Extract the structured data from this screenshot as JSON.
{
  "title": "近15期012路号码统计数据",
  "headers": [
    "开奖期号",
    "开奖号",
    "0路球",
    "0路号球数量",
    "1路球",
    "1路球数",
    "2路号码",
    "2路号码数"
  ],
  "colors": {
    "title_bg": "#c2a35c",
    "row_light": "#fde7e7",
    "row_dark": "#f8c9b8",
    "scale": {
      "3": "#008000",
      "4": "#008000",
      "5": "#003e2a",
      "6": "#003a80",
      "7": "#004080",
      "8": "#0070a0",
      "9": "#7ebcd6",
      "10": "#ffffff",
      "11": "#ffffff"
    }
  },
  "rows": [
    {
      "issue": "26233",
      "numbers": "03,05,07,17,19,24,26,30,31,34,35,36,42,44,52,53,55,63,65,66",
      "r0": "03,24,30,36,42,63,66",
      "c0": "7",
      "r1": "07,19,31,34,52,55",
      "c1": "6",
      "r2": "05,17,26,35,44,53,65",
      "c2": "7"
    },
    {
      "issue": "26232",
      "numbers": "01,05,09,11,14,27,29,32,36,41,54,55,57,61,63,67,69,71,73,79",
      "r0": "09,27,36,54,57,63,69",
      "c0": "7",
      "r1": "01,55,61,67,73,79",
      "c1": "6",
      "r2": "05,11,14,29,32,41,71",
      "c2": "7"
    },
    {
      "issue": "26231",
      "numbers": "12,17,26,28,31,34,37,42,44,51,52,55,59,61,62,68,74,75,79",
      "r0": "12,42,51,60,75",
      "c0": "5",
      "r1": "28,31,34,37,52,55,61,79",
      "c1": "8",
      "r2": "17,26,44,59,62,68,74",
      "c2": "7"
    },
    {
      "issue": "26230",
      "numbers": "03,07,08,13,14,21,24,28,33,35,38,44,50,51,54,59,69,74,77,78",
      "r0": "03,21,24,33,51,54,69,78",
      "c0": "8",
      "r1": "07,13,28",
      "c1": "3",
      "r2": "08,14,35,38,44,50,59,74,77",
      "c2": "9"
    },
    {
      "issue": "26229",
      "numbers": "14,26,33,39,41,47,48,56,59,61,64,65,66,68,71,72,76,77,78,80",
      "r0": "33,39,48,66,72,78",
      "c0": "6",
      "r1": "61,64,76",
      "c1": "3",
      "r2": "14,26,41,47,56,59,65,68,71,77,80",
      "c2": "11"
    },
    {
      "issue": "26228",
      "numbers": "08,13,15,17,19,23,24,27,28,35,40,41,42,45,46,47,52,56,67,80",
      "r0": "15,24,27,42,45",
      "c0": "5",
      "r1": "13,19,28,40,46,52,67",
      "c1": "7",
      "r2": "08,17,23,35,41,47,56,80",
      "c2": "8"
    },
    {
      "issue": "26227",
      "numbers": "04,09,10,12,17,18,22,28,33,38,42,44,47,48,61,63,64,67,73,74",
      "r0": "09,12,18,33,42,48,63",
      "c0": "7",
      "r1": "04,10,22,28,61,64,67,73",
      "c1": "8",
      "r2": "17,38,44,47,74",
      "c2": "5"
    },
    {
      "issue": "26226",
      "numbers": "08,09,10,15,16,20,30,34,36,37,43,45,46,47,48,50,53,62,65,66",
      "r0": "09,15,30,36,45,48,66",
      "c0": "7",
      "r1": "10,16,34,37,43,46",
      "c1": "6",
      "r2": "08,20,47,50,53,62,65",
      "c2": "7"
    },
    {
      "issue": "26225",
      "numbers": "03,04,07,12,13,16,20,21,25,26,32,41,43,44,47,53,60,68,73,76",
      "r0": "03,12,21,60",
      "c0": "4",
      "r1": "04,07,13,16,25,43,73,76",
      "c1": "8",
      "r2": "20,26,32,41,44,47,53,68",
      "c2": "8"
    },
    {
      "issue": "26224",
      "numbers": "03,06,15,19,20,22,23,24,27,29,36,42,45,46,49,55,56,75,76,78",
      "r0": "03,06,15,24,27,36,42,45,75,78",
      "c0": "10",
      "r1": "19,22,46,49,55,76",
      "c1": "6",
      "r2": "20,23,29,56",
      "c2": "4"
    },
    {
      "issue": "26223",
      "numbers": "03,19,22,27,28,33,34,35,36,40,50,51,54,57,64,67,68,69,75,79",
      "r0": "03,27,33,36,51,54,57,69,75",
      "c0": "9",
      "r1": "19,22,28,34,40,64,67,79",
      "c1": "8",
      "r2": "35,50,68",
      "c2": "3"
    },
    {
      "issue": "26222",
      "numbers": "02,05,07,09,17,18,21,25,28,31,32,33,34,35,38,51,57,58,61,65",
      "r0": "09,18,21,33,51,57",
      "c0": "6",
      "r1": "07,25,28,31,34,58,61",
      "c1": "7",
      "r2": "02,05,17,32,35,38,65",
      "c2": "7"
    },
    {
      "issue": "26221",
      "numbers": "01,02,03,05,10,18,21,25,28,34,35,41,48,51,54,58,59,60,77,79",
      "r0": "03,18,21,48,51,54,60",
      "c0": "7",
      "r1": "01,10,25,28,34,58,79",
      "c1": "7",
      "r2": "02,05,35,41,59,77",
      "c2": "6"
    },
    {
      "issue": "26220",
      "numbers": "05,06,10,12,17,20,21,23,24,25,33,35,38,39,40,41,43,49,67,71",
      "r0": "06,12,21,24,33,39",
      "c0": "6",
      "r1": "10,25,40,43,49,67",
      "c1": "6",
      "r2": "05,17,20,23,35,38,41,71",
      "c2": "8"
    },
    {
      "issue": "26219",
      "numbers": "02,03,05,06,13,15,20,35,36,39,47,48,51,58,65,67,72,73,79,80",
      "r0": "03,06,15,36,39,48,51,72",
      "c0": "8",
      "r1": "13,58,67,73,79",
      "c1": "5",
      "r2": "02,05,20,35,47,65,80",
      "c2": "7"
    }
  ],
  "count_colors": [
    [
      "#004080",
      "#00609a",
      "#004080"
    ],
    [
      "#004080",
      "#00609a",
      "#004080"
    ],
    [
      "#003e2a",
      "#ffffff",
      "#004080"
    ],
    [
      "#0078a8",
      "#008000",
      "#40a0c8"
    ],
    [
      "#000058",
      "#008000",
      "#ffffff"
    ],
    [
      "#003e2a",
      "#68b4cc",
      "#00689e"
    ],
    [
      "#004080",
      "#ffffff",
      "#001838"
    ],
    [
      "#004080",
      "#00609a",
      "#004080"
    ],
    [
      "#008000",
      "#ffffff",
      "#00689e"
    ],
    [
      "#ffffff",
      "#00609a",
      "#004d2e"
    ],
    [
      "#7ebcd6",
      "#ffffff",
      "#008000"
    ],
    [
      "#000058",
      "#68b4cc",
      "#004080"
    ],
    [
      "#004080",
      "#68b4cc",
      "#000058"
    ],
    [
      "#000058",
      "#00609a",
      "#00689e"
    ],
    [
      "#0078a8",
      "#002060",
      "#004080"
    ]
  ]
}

> Directive
Set out the complete listing exactly as shown.

> Solution
Extract the structured data from this screenshot as JSON.
{
  "title": "近15期012路号码统计数据",
  "headers": [
    "开奖期号",
    "开奖号",
    "0路球",
    "0路号球数量",
    "1路球",
    "1路球数",
    "2路号码",
    "2路号码数"
  ],
  "colors": {
    "title_bg": "#c2a35c",
    "row_light": "#fde7e7",
    "row_dark": "#f8c9b8",
    "scale": {
      "3": "#008000",
      "4": "#008000",
      "5": "#003e2a",
      "6": "#003a80",
      "7": "#004080",
      "8": "#0070a0",
      "9": "#7ebcd6",
      "10": "#ffffff",
      "11": "#ffffff"
    }
  },
  "rows": [
    {
      "issue": "26233",
      "numbers": "03,05,07,17,19,24,26,30,31,34,35,36,42,44,52,53,55,63,65,66",
      "r0": "03,24,30,36,42,63,66",
      "c0": "7",
      "r1": "07,19,31,34,52,55",
      "c1": "6",
      "r2": "05,17,26,35,44,53,65",
      "c2": "7"
    },
    {
      "issue": "26232",
      "numbers": "01,05,09,11,14,27,29,32,36,41,54,55,57,61,63,67,69,71,73,79",
      "r0": "09,27,36,54,57,63,69",
      "c0": "7",
      "r1": "01,55,61,67,73,79",
      "c1": "6",
      "r2": "05,11,14,29,32,41,71",
      "c2": "7"
    },
    {
      "issue": "26231",
      "numbers": "12,17,26,28,31,34,37,42,44,51,52,55,59,61,62,68,74,75,79",
      "r0": "12,42,51,60,75",
      "c0": "5",
      "r1": "28,31,34,37,52,55,61,79",
      "c1": "8",
      "r2": "17,26,44,59,62,68,74",
      "c2": "7"
    },
    {
      "issue": "26230",
      "numbers": "03,07,08,13,14,21,24,28,33,35,38,44,50,51,54,59,69,74,77,78",
      "r0": "03,21,24,33,51,54,69,78",
      "c0": "8",
      "r1": "07,13,28",
      "c1": "3",
      "r2": "08,14,35,38,44,50,59,74,77",
      "c2": "9"
    },
    {
      "issue": "26229",
      "numbers": "14,26,33,39,41,47,48,56,59,61,64,65,66,68,71,72,76,77,78,80",
      "r0": "33,39,48,66,72,78",
      "c0": "6",
      "r1": "61,64,76",
      "c1": "3",
      "r2": "14,26,41,47,56,59,65,68,71,77,80",
      "c2": "11"
    },
    {
      "issue": "26228",
      "numbers": "08,13,15,17,19,23,24,27,28,35,40,41,42,45,46,47,52,56,67,80",
      "r0": "15,24,27,42,45",
      "c0": "5",
      "r1": "13,19,28,40,46,52,67",
      "c1": "7",
      "r2": "08,17,23,35,41,47,56,80",
      "c2": "8"
    },
    {
      "issue": "26227",
      "numbers": "04,09,10,12,17,18,22,28,33,38,42,44,47,48,61,63,64,67,73,74",
      "r0": "09,12,18,33,42,48,63",
      "c0": "7",
      "r1": "04,10,22,28,61,64,67,73",
      "c1": "8",
      "r2": "17,38,44,47,74",
      "c2": "5"
    },
    {
      "issue": "26226",
      "numbers": "08,09,10,15,16,20,30,34,36,37,43,45,46,47,48,50,53,62,65,66",
      "r0": "09,15,30,36,45,48,66",
      "c0": "7",
      "r1": "10,16,34,37,43,46",
      "c1": "6",
      "r2": "08,20,47,50,53,62,65",
      "c2": "7"
    },
    {
      "issue": "26225",
      "numbers": "03,04,07,12,13,16,20,21,25,26,32,41,43,44,47,53,60,68,73,76",
      "r0": "03,12,21,60",
      "c0": "4",
      "r1": "04,07,13,16,25,43,73,76",
      "c1": "8",
      "r2": "20,26,32,41,44,47,53,68",
      "c2": "8"
    },
    {
      "issue": "26224",
      "numbers": "03,06,15,19,20,22,23,24,27,29,36,42,45,46,49,55,56,75,76,78",
      "r0": "03,06,15,24,27,36,42,45,75,78",
      "c0": "10",
      "r1": "19,22,46,49,55,76",
      "c1": "6",
      "r2": "20,23,29,56",
      "c2": "4"
    },
    {
      "issue": "26223",
      "numbers": "03,19,22,27,28,33,34,35,36,40,50,51,54,57,64,67,68,69,75,79",
      "r0": "03,27,33,36,51,54,57,69,75",
      "c0": "9",
      "r1": "19,22,28,34,40,64,67,79",
      "c1": "8",
      "r2": "35,50,68",
      "c2": "3"
    },
    {
      "issue": "26222",
      "numbers": "02,05,07,09,17,18,21,25,28,31,32,33,34,35,38,51,57,58,61,65",
      "r0": "09,18,21,33,51,57",
      "c0": "6",
      "r1": "07,25,28,31,34,58,61",
      "c1": "7",
      "r2": "02,05,17,32,35,38,65",
      "c2": "7"
    },
    {
      "issue": "26221",
      "numbers": "01,02,03,05,10,18,21,25,28,34,35,41,48,51,54,58,59,60,77,79",
      "r0": "03,18,21,48,51,54,60",
      "c0": "7",
      "r1": "01,10,25,28,34,58,79",
      "c1": "7",
      "r2": "02,05,35,41,59,77",
      "c2": "6"
    },
    {
      "issue": "26220",
      "numbers": "05,06,10,12,17,20,21,23,24,25,33,35,38,39,40,41,43,49,67,71",
      "r0": "06,12,21,24,33,39",
      "c0": "6",
      "r1": "10,25,40,43,49,67",
      "c1": "6",
      "r2": "05,17,20,23,35,38,41,71",
      "c2": "8"
    },
    {
      "issue": "26219",
      "numbers": "02,03,05,06,13,15,20,35,36,39,47,48,51,58,65,67,72,73,79,80",
      "r0": "03,06,15,36,39,48,51,72",
      "c0": "8",
      "r1": "13,58,67,73,79",
      "c1": "5",
      "r2": "02,05,20,35,47,65,80",
      "c2": "7"
    }
  ],
  "count_colors": [
    [
      "#004080",
      "#00609a",
      "#004080"
    ],
    [
      "#004080",
      "#00609a",
      "#004080"
    ],
    [
      "#003e2a",
      "#ffffff",
      "#004080"
    ],
    [
      "#0078a8",
      "#008000",
      "#40a0c8"
    ],
    [
      "#000058",
      "#008000",
      "#ffffff"
    ],
    [
      "#003e2a",
      "#68b4cc",
      "#00689e"
    ],
    [
      "#004080",
      "#ffffff",
      "#001838"
    ],
    [
      "#004080",
      "#00609a",
      "#004080"
    ],
    [
      "#008000",
      "#ffffff",
      "#00689e"
    ],
    [
      "#ffffff",
      "#00609a",
      "#004d2e"
    ],
    [
      "#7ebcd6",
      "#ffffff",
      "#008000"
    ],
    [
      "#000058",
      "#68b4cc",
      "#004080"
    ],
    [
      "#004080",
      "#68b4cc",
      "#000058"
    ],
    [
      "#000058",
      "#00609a",
      "#00689e"
    ],
    [
      "#0078a8",
      "#002060",
      "#004080"
    ]
  ]
}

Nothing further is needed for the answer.